#### Supplied material
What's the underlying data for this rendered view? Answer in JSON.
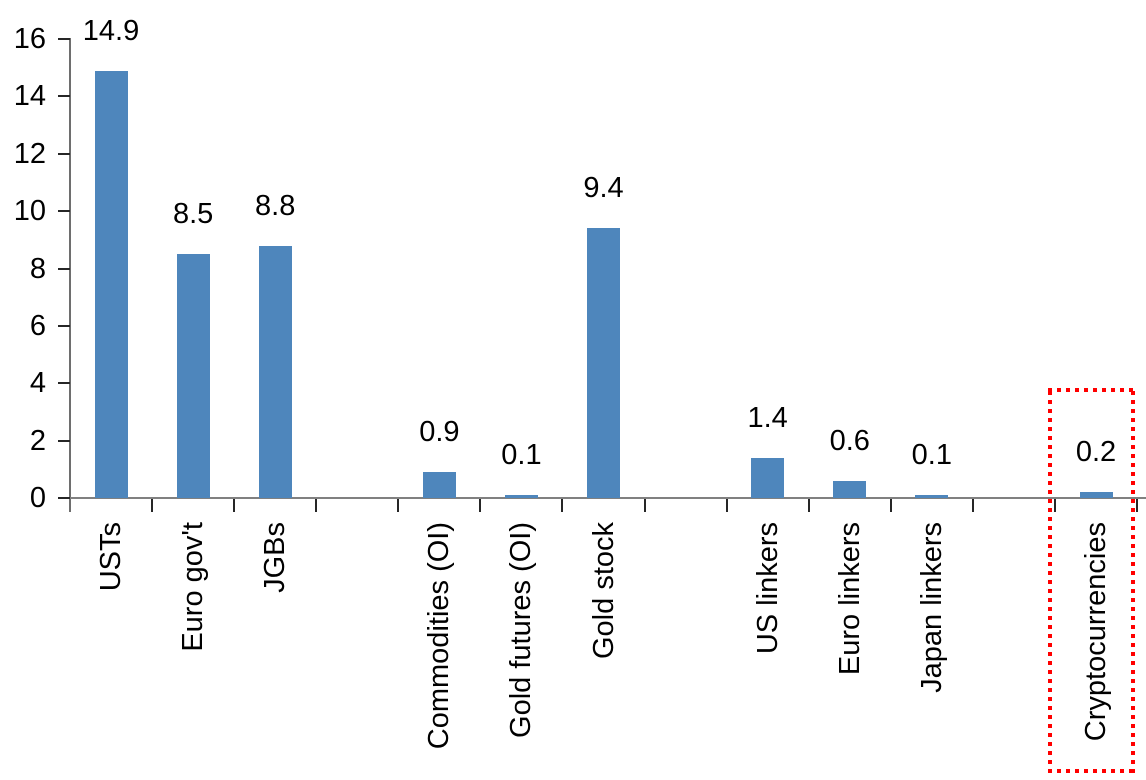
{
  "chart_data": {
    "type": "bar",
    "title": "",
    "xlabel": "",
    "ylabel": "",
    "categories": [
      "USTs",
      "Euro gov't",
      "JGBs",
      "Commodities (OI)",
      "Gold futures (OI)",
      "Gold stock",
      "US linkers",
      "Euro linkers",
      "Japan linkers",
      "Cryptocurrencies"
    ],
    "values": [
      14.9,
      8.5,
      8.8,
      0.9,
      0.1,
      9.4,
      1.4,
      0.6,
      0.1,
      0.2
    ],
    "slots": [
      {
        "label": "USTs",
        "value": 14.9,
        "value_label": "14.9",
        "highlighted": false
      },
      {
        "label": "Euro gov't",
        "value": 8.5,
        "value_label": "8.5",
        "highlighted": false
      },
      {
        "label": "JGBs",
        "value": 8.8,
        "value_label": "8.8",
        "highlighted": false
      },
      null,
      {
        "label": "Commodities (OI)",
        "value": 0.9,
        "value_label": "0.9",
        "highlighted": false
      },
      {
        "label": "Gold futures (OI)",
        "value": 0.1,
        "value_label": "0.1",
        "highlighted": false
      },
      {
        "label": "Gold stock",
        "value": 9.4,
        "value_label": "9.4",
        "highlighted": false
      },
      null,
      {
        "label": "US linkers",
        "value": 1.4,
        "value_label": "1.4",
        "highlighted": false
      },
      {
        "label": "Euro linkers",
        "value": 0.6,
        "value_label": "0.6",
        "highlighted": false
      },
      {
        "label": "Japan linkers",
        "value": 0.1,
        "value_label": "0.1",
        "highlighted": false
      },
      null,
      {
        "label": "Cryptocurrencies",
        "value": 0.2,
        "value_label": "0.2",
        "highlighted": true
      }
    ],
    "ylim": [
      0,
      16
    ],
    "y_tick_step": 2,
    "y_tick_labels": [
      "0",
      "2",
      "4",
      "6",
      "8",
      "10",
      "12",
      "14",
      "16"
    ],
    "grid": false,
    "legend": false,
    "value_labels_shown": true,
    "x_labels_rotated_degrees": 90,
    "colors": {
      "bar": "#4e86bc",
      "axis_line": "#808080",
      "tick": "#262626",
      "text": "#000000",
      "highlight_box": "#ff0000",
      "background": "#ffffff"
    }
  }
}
########
#### Supplied material
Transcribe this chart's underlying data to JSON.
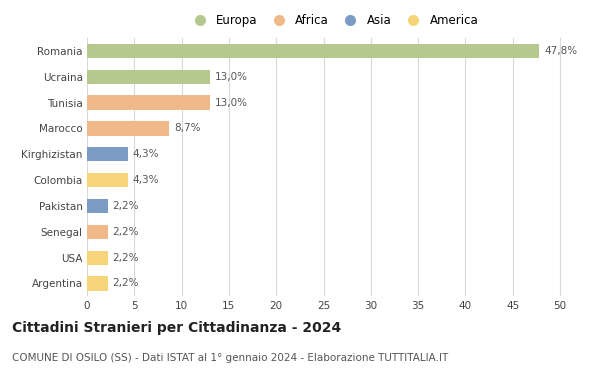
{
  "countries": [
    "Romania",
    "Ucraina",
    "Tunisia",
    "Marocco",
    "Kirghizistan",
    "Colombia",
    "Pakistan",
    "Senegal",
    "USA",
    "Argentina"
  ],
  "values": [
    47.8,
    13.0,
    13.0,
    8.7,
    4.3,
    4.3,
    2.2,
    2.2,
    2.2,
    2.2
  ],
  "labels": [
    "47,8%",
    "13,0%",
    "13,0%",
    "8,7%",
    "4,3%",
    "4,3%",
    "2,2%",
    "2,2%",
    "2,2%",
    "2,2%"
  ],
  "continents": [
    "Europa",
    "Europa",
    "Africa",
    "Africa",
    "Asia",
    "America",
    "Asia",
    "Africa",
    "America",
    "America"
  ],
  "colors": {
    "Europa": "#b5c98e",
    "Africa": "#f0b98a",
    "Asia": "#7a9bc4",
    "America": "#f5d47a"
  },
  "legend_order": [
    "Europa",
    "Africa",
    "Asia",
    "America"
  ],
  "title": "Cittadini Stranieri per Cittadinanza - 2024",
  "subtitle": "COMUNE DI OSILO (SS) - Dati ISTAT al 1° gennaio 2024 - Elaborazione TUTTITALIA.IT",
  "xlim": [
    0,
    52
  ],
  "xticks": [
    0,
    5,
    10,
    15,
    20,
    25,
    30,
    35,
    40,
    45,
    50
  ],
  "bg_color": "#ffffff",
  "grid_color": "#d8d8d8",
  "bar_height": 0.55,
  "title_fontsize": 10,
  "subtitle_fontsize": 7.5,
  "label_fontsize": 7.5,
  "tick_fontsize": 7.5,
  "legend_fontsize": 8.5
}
########
#### Supplied material
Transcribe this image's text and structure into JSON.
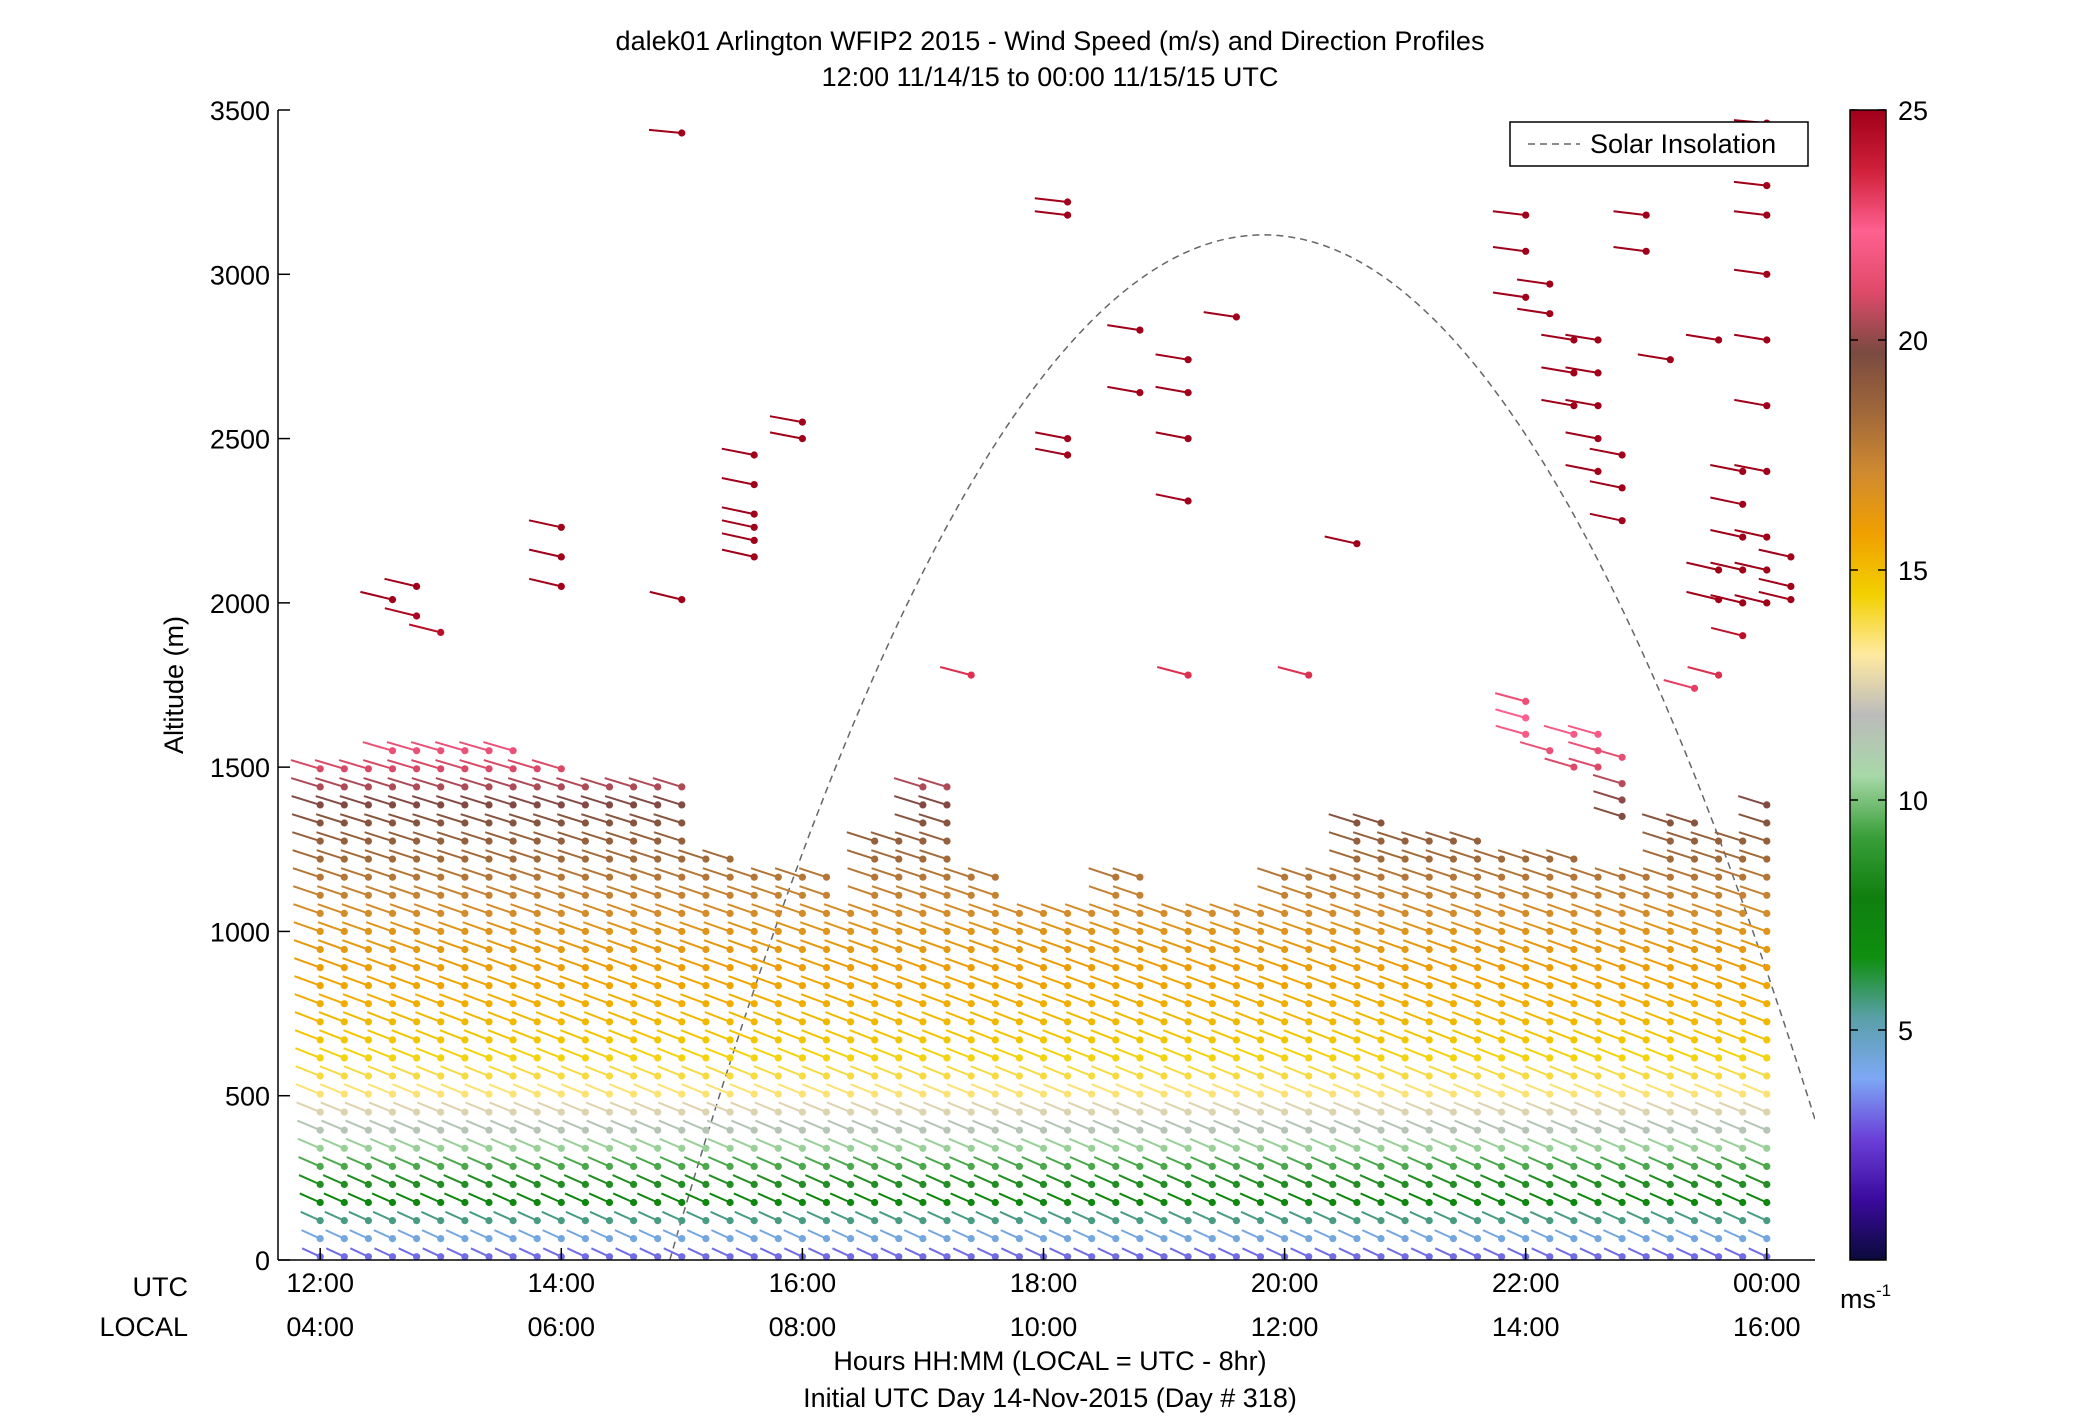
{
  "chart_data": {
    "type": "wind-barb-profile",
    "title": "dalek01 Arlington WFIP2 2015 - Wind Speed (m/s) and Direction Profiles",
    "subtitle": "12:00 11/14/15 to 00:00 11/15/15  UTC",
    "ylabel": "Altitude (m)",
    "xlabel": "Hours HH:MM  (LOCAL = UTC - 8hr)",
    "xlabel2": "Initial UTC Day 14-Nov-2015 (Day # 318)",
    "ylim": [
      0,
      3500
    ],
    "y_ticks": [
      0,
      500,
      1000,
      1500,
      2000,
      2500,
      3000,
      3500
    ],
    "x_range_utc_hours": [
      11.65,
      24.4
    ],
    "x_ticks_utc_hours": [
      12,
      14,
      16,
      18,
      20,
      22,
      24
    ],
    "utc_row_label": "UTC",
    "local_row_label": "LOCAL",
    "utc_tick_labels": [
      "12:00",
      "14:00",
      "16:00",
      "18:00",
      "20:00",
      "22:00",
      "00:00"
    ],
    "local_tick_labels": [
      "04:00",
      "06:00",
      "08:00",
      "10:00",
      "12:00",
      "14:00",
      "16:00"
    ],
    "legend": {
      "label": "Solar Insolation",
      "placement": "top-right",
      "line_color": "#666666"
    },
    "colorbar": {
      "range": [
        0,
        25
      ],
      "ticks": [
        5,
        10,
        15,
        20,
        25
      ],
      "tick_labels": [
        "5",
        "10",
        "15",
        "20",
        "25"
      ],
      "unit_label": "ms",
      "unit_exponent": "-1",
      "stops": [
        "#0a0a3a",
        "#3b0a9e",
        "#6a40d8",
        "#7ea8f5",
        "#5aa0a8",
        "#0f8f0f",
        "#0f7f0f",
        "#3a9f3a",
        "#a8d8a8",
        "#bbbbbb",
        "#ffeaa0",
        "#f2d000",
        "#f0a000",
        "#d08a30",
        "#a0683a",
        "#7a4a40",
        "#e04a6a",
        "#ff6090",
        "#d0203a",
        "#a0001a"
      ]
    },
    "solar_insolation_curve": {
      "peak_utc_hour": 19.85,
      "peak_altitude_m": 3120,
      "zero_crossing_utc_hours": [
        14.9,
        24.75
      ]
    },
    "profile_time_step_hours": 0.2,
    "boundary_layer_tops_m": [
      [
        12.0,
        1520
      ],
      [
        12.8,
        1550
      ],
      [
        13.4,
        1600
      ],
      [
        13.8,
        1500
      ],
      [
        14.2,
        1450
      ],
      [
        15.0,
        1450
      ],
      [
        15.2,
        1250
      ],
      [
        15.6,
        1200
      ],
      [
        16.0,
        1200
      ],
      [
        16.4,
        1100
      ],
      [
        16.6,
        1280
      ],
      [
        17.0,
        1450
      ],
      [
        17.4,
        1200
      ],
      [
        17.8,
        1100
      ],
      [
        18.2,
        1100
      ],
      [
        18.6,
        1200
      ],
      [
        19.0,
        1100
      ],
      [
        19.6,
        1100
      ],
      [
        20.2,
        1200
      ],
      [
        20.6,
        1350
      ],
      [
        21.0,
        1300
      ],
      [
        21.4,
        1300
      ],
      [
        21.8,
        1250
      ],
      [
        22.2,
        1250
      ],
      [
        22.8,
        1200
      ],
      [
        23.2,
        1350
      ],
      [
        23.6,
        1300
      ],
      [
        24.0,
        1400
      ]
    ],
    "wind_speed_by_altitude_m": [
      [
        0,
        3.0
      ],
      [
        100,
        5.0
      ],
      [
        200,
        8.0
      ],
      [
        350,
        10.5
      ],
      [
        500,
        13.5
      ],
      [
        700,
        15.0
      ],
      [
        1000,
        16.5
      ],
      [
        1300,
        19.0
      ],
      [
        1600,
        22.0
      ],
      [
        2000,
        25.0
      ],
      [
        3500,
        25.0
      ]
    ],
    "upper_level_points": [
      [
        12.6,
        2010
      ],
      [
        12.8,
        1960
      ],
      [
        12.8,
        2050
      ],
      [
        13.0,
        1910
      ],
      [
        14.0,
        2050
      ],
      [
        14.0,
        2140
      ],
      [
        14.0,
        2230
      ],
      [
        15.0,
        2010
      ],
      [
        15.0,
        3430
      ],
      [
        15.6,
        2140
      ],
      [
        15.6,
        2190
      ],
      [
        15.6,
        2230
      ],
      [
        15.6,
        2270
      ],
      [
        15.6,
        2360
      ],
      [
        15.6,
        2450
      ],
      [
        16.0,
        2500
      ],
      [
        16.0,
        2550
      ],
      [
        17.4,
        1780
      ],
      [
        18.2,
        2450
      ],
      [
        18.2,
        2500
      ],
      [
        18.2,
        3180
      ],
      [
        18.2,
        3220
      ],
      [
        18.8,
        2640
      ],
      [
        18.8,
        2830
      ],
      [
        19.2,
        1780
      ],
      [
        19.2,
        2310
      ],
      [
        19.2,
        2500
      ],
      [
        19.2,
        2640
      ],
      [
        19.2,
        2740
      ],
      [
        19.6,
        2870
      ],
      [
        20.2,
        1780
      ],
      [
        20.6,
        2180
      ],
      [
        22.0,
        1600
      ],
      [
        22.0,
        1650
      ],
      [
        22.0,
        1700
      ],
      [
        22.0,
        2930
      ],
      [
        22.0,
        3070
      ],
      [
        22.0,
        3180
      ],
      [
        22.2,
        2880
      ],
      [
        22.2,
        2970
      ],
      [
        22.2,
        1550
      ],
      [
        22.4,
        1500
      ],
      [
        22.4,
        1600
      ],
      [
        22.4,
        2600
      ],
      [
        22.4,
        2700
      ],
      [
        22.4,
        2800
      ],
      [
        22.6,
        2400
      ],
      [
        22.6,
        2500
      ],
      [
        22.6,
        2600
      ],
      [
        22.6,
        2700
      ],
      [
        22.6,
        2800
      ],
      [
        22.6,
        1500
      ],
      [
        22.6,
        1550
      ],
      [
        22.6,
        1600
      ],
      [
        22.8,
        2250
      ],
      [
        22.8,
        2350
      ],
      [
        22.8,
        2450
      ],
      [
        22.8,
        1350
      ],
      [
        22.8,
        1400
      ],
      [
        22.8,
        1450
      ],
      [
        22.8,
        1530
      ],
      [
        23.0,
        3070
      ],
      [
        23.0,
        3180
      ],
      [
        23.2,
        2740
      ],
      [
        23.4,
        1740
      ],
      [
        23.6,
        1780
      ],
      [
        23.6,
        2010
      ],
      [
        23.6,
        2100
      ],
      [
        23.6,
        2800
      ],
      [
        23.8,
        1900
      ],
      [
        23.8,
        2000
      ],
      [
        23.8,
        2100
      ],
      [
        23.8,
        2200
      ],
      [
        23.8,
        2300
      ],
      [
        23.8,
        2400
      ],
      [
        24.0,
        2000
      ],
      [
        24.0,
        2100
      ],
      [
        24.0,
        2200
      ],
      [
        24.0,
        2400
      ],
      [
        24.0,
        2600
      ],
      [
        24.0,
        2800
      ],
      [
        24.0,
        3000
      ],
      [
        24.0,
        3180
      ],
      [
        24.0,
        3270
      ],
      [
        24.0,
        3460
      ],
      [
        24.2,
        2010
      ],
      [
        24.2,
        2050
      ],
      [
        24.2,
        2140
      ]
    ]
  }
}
########
_Task instructions_: In the listing above, find the lines holding the word "text" and copy them.

_Task output_:
      "text": "#000000",
Transcribe this image's text and structure into JSON.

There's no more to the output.